Available records:
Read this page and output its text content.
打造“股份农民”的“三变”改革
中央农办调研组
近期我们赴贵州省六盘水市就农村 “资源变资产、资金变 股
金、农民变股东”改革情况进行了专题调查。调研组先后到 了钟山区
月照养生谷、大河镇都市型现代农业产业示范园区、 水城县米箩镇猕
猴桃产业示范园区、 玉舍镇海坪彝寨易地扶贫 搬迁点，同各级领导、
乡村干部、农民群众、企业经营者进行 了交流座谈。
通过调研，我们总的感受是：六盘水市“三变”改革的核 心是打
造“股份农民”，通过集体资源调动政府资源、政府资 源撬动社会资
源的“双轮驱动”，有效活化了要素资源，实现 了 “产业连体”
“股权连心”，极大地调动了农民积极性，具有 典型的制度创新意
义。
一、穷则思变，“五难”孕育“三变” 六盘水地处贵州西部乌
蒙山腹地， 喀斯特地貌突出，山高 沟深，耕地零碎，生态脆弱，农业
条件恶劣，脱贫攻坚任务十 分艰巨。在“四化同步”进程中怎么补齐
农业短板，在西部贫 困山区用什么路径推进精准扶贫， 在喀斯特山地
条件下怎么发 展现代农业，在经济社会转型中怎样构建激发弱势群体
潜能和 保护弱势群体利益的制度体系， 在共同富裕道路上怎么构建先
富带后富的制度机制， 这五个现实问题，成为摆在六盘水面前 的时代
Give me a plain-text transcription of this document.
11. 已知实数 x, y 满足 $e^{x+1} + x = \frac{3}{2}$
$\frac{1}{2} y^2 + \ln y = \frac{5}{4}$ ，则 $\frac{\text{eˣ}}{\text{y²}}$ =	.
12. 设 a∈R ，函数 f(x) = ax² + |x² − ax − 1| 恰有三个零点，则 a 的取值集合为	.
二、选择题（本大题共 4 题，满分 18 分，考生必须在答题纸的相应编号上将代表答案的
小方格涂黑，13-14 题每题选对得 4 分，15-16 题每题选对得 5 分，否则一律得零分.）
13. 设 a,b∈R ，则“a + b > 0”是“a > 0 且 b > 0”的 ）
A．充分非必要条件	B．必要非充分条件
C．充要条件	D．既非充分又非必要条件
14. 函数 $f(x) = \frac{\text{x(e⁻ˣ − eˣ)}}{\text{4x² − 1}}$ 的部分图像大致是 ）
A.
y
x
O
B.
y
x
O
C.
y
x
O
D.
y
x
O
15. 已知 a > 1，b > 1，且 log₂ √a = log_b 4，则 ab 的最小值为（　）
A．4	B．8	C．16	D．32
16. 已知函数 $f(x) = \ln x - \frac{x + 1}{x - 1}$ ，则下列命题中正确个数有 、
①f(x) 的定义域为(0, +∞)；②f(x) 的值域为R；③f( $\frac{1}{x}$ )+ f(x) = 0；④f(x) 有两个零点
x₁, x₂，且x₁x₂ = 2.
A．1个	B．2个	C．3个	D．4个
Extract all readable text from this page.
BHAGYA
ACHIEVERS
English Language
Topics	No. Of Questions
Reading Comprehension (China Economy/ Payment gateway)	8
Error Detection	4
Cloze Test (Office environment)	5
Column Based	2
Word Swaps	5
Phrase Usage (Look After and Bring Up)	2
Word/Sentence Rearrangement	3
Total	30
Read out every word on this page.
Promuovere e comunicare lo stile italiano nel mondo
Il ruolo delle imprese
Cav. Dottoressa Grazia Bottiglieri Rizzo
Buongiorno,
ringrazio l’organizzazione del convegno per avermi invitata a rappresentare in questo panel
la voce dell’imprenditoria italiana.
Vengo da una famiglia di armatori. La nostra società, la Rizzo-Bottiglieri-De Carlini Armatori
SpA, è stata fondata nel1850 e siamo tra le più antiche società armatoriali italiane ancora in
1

Description of the task: Read through the entries and copy every line that includes "page".

Exercise result:
Read this page and output its text content.
Extract all readable text from this page.
Read out every word on this page.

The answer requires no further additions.